[Data entries start]
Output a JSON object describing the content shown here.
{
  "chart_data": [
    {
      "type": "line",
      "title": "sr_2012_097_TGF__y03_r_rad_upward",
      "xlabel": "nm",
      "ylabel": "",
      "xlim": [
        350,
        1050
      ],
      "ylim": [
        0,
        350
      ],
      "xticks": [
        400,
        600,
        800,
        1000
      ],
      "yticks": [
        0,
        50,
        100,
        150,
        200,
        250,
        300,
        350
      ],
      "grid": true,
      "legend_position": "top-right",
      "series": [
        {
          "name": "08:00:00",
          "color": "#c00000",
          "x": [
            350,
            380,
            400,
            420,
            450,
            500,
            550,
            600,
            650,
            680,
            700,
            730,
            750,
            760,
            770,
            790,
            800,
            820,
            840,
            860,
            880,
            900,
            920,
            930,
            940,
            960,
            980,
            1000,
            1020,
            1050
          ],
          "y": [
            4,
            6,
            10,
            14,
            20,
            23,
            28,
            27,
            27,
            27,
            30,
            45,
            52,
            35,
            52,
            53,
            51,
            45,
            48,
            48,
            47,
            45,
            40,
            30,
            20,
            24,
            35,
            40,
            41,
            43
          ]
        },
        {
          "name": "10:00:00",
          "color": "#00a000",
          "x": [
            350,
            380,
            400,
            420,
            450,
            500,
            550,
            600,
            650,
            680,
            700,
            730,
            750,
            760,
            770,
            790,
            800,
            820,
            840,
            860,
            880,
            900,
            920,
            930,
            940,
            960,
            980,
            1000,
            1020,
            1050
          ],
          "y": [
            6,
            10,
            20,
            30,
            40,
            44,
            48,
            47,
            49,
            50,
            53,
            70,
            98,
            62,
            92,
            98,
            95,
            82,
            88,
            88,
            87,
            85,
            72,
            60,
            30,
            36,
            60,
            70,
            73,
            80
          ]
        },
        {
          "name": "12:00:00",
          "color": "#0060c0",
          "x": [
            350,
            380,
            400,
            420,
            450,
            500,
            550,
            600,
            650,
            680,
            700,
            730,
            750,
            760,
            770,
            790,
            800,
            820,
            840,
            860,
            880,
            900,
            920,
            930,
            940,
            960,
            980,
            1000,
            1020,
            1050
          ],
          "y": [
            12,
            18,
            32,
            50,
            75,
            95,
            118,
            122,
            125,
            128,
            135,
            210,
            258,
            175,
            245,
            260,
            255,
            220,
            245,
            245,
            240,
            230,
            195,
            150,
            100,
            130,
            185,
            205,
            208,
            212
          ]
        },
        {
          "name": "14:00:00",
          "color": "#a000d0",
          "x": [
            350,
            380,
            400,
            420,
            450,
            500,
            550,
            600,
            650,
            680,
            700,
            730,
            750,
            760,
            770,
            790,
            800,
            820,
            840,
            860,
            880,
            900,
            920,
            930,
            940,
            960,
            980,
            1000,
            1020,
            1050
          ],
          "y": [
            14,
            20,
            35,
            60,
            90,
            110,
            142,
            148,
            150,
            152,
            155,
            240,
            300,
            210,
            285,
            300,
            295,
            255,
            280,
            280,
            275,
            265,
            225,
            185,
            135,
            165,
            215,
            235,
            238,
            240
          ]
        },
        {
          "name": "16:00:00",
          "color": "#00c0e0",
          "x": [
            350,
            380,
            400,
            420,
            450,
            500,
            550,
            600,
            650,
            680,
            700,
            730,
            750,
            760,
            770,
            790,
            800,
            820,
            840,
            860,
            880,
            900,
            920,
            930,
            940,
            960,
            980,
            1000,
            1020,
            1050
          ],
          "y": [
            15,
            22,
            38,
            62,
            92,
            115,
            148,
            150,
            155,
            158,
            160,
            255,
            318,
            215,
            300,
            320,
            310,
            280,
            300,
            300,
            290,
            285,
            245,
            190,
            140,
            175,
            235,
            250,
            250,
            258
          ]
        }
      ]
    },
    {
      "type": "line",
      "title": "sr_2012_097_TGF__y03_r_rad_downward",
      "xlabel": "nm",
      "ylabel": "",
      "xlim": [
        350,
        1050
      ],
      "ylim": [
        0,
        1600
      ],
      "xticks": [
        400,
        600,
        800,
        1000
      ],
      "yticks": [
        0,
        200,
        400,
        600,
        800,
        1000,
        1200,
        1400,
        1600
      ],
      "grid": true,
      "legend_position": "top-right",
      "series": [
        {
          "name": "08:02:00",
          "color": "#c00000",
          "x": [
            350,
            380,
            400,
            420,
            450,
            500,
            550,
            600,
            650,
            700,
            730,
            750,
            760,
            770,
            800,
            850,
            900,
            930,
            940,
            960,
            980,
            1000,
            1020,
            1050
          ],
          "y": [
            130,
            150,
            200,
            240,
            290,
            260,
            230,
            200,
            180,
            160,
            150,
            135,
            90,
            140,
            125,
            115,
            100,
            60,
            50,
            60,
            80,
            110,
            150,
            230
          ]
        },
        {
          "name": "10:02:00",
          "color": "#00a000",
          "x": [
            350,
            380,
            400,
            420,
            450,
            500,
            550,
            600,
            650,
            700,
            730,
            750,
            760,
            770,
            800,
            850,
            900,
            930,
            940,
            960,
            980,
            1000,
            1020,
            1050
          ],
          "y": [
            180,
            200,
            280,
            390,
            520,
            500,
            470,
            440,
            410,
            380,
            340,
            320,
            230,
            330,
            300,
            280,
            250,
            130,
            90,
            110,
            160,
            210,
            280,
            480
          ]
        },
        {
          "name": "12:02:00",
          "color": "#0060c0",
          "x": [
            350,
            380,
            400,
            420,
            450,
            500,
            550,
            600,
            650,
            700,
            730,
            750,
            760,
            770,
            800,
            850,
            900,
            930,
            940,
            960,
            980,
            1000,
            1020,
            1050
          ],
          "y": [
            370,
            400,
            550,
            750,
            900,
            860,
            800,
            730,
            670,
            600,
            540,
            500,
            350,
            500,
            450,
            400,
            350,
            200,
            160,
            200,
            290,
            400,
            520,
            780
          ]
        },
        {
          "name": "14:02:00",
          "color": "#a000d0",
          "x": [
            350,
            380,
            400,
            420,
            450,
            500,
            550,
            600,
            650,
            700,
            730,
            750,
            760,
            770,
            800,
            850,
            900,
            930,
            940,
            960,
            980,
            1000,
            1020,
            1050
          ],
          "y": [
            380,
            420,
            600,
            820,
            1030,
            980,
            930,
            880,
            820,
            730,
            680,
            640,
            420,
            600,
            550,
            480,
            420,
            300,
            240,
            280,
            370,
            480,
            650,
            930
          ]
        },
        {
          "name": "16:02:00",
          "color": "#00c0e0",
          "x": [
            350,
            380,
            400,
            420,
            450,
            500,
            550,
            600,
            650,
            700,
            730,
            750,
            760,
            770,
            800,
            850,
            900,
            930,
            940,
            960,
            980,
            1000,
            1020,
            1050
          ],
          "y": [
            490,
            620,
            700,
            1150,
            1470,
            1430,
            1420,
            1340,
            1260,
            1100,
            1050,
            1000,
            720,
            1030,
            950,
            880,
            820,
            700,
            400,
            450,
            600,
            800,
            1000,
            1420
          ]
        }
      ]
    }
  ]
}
[Data entries end]
- [Job] Pick out all lines containing the string "name".

- [Response below]
          "name": "08:00:00",
          "name": "10:00:00",
          "name": "12:00:00",
          "name": "14:00:00",
          "name": "16:00:00",
          "name": "08:02:00",
          "name": "10:02:00",
          "name": "12:02:00",
          "name": "14:02:00",
          "name": "16:02:00",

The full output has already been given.